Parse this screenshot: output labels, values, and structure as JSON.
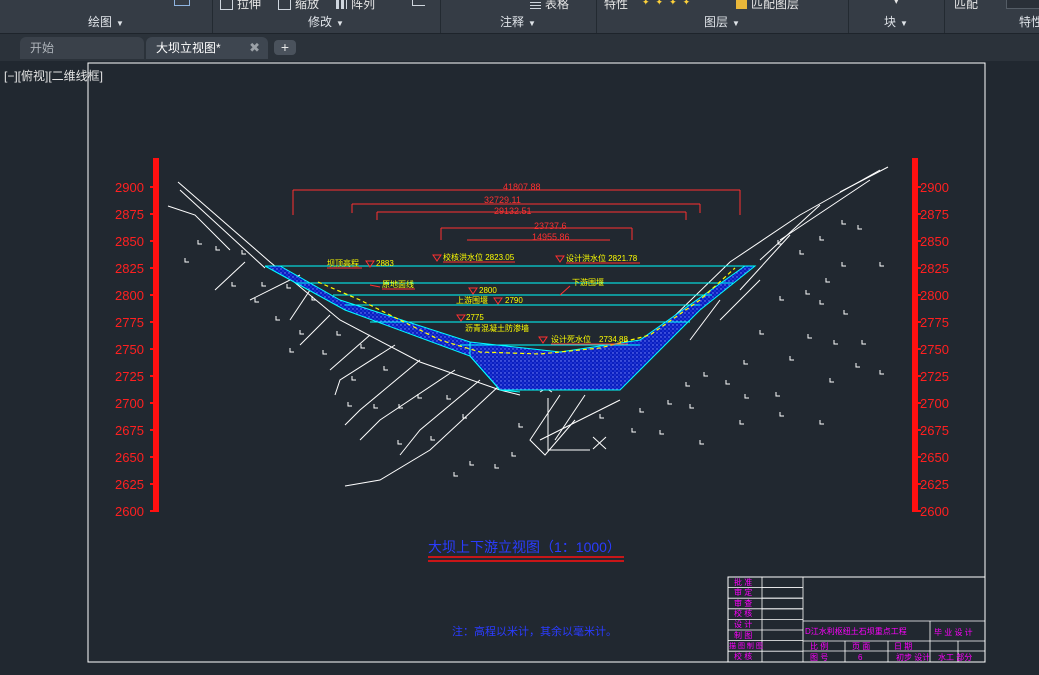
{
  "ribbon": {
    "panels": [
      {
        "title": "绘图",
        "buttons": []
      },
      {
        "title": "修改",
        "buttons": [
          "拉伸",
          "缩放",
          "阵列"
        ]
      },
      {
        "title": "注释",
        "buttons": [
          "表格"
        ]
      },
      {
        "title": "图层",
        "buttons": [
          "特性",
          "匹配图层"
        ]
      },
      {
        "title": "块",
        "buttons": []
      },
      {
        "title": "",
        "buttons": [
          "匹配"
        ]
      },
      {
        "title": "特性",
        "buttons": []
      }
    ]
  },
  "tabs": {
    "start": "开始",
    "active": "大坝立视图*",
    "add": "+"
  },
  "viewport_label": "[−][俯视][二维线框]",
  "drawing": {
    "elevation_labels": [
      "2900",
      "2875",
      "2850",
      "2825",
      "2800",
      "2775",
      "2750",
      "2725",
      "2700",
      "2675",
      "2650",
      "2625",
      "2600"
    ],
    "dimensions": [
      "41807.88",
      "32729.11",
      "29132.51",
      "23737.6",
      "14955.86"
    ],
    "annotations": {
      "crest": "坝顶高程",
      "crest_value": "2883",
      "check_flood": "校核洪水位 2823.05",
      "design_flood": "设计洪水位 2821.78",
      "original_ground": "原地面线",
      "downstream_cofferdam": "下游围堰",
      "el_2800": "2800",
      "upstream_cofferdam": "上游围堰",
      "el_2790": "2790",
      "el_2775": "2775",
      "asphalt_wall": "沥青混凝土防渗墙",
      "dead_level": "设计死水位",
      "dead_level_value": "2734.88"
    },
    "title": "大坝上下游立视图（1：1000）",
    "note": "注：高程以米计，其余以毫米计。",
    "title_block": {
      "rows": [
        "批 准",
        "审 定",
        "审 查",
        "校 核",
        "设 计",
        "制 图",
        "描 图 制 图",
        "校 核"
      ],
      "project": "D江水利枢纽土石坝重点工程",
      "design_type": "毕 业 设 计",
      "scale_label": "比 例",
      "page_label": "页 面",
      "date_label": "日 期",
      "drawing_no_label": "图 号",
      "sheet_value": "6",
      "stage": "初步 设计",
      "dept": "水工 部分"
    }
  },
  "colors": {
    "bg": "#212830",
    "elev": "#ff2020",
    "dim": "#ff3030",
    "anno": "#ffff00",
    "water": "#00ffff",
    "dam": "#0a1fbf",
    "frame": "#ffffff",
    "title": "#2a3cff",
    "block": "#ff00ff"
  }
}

------------------------------

* _Task requirements_:
From the entries above, output every line exactly and omit any image.

* _Solved problem_:
Parse this screenshot: output labels, values, and structure as JSON.
{
  "ribbon": {
    "panels": [
      {
        "title": "绘图",
        "buttons": []
      },
      {
        "title": "修改",
        "buttons": [
          "拉伸",
          "缩放",
          "阵列"
        ]
      },
      {
        "title": "注释",
        "buttons": [
          "表格"
        ]
      },
      {
        "title": "图层",
        "buttons": [
          "特性",
          "匹配图层"
        ]
      },
      {
        "title": "块",
        "buttons": []
      },
      {
        "title": "",
        "buttons": [
          "匹配"
        ]
      },
      {
        "title": "特性",
        "buttons": []
      }
    ]
  },
  "tabs": {
    "start": "开始",
    "active": "大坝立视图*",
    "add": "+"
  },
  "viewport_label": "[−][俯视][二维线框]",
  "drawing": {
    "elevation_labels": [
      "2900",
      "2875",
      "2850",
      "2825",
      "2800",
      "2775",
      "2750",
      "2725",
      "2700",
      "2675",
      "2650",
      "2625",
      "2600"
    ],
    "dimensions": [
      "41807.88",
      "32729.11",
      "29132.51",
      "23737.6",
      "14955.86"
    ],
    "annotations": {
      "crest": "坝顶高程",
      "crest_value": "2883",
      "check_flood": "校核洪水位 2823.05",
      "design_flood": "设计洪水位 2821.78",
      "original_ground": "原地面线",
      "downstream_cofferdam": "下游围堰",
      "el_2800": "2800",
      "upstream_cofferdam": "上游围堰",
      "el_2790": "2790",
      "el_2775": "2775",
      "asphalt_wall": "沥青混凝土防渗墙",
      "dead_level": "设计死水位",
      "dead_level_value": "2734.88"
    },
    "title": "大坝上下游立视图（1：1000）",
    "note": "注：高程以米计，其余以毫米计。",
    "title_block": {
      "rows": [
        "批 准",
        "审 定",
        "审 查",
        "校 核",
        "设 计",
        "制 图",
        "描 图 制 图",
        "校 核"
      ],
      "project": "D江水利枢纽土石坝重点工程",
      "design_type": "毕 业 设 计",
      "scale_label": "比 例",
      "page_label": "页 面",
      "date_label": "日 期",
      "drawing_no_label": "图 号",
      "sheet_value": "6",
      "stage": "初步 设计",
      "dept": "水工 部分"
    }
  },
  "colors": {
    "bg": "#212830",
    "elev": "#ff2020",
    "dim": "#ff3030",
    "anno": "#ffff00",
    "water": "#00ffff",
    "dam": "#0a1fbf",
    "frame": "#ffffff",
    "title": "#2a3cff",
    "block": "#ff00ff"
  }
}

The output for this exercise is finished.